- **TASK TO COMPLETE**: Reproduce all of the material exactly as shown.

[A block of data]
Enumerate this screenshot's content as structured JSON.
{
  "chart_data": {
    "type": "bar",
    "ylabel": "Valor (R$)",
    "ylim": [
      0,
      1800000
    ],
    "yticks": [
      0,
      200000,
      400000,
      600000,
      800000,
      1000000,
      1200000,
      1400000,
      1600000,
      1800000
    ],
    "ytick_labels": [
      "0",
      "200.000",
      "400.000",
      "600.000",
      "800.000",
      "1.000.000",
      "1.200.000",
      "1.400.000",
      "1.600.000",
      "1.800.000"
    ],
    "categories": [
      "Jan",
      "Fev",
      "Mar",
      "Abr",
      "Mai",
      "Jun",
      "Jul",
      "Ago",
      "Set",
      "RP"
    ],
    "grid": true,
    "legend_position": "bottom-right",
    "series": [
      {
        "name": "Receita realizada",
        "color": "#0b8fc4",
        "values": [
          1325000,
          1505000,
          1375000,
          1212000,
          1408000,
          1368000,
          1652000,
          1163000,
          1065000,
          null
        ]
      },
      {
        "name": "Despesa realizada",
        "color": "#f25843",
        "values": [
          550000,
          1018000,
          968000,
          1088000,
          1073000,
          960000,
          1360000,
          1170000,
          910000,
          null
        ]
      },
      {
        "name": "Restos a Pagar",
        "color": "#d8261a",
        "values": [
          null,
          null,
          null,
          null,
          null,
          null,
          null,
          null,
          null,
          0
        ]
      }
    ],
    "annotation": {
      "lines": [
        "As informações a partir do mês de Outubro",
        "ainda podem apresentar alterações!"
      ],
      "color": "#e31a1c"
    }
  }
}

- **SOLUTION**:
Enumerate this screenshot's content as structured JSON.
{
  "chart_data": {
    "type": "bar",
    "ylabel": "Valor (R$)",
    "ylim": [
      0,
      1800000
    ],
    "yticks": [
      0,
      200000,
      400000,
      600000,
      800000,
      1000000,
      1200000,
      1400000,
      1600000,
      1800000
    ],
    "ytick_labels": [
      "0",
      "200.000",
      "400.000",
      "600.000",
      "800.000",
      "1.000.000",
      "1.200.000",
      "1.400.000",
      "1.600.000",
      "1.800.000"
    ],
    "categories": [
      "Jan",
      "Fev",
      "Mar",
      "Abr",
      "Mai",
      "Jun",
      "Jul",
      "Ago",
      "Set",
      "RP"
    ],
    "grid": true,
    "legend_position": "bottom-right",
    "series": [
      {
        "name": "Receita realizada",
        "color": "#0b8fc4",
        "values": [
          1325000,
          1505000,
          1375000,
          1212000,
          1408000,
          1368000,
          1652000,
          1163000,
          1065000,
          null
        ]
      },
      {
        "name": "Despesa realizada",
        "color": "#f25843",
        "values": [
          550000,
          1018000,
          968000,
          1088000,
          1073000,
          960000,
          1360000,
          1170000,
          910000,
          null
        ]
      },
      {
        "name": "Restos a Pagar",
        "color": "#d8261a",
        "values": [
          null,
          null,
          null,
          null,
          null,
          null,
          null,
          null,
          null,
          0
        ]
      }
    ],
    "annotation": {
      "lines": [
        "As informações a partir do mês de Outubro",
        "ainda podem apresentar alterações!"
      ],
      "color": "#e31a1c"
    }
  }
}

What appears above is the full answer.